• _YOUR TASK_
Report how many lines contain "Status"; state the number and nothing else.

(Collected data entries)
BEGIN
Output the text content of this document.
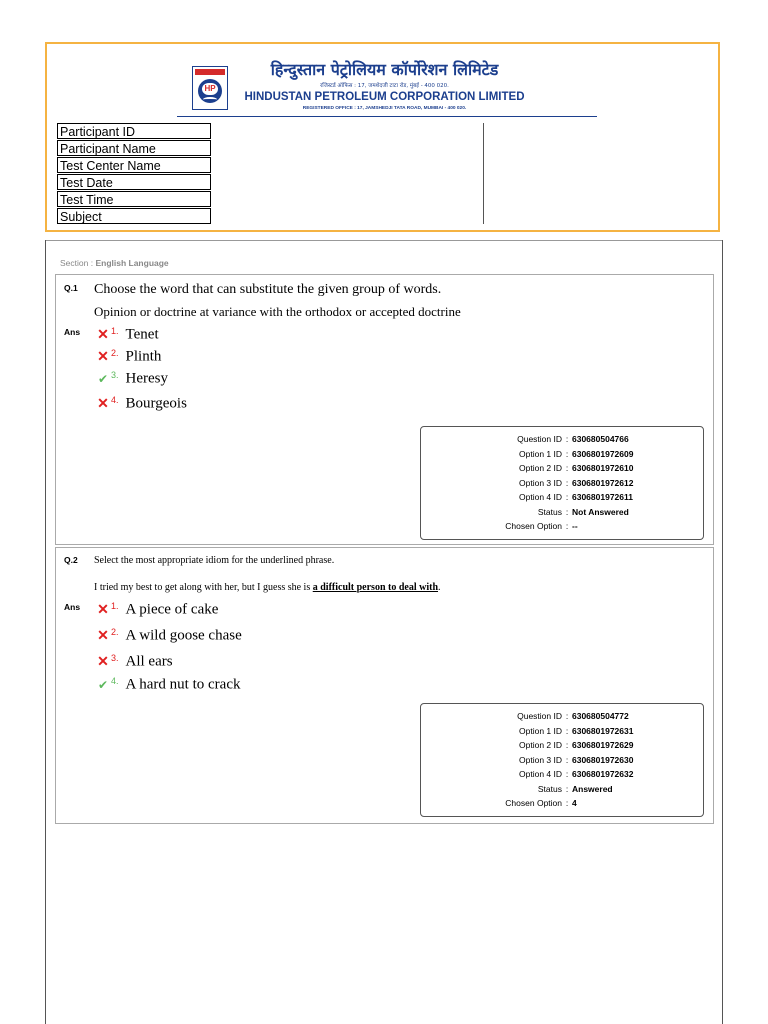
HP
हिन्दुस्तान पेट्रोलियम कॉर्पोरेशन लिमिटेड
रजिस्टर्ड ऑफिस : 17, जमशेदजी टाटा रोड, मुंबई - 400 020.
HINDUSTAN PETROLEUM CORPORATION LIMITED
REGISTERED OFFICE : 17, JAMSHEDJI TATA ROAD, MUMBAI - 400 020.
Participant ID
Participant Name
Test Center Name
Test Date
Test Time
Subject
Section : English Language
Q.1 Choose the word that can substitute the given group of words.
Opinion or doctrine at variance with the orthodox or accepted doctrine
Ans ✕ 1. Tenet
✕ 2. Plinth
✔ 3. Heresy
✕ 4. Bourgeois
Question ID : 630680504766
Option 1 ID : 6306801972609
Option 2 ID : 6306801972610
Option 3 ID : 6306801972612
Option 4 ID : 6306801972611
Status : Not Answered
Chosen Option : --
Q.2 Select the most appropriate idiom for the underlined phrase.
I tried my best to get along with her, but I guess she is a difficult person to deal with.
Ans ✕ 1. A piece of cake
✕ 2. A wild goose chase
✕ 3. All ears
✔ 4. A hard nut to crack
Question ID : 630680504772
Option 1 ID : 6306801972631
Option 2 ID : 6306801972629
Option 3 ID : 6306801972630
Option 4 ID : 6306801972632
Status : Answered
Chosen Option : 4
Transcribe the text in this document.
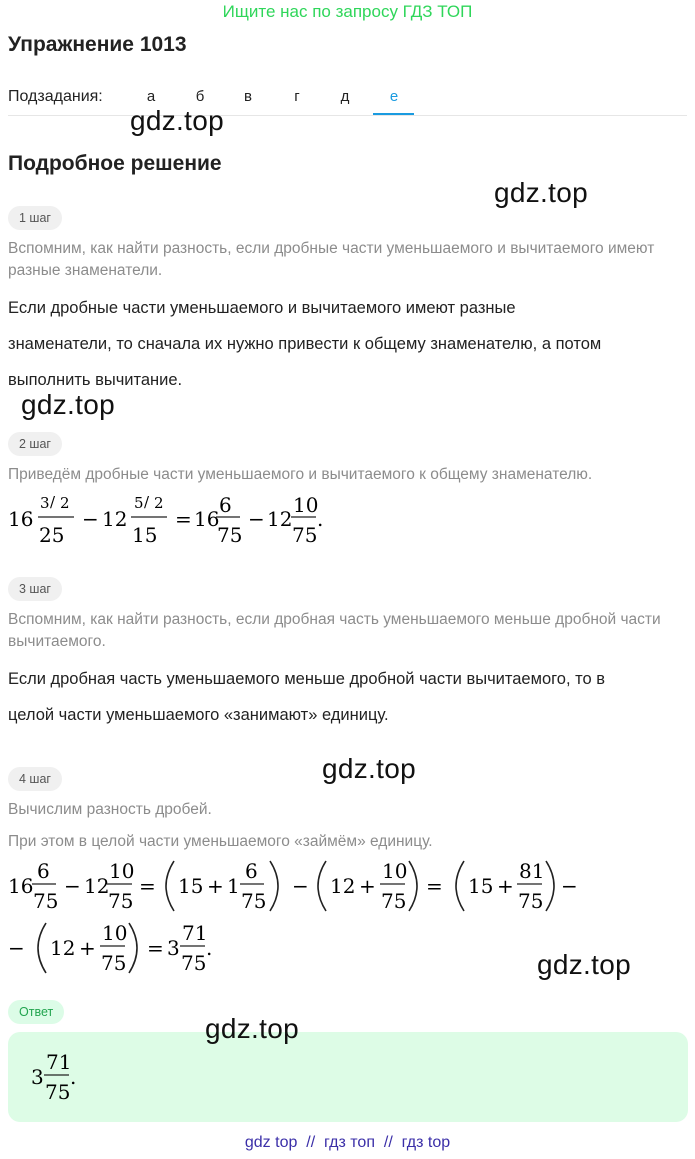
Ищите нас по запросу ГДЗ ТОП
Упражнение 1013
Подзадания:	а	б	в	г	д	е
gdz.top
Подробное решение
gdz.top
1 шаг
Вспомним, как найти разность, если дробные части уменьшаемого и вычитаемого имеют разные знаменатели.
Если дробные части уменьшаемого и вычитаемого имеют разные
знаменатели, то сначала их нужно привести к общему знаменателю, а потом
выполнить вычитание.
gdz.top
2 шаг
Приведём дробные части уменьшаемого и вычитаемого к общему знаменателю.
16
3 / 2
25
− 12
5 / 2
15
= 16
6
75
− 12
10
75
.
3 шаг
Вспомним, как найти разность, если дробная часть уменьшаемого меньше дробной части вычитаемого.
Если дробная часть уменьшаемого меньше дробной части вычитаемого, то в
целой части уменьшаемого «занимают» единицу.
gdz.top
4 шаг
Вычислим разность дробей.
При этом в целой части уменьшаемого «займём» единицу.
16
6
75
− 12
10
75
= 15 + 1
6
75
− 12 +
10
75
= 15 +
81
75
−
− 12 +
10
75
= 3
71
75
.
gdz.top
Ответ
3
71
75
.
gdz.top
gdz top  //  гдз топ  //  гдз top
END
• _OUTPUT FOR THIS EXERCISE_
2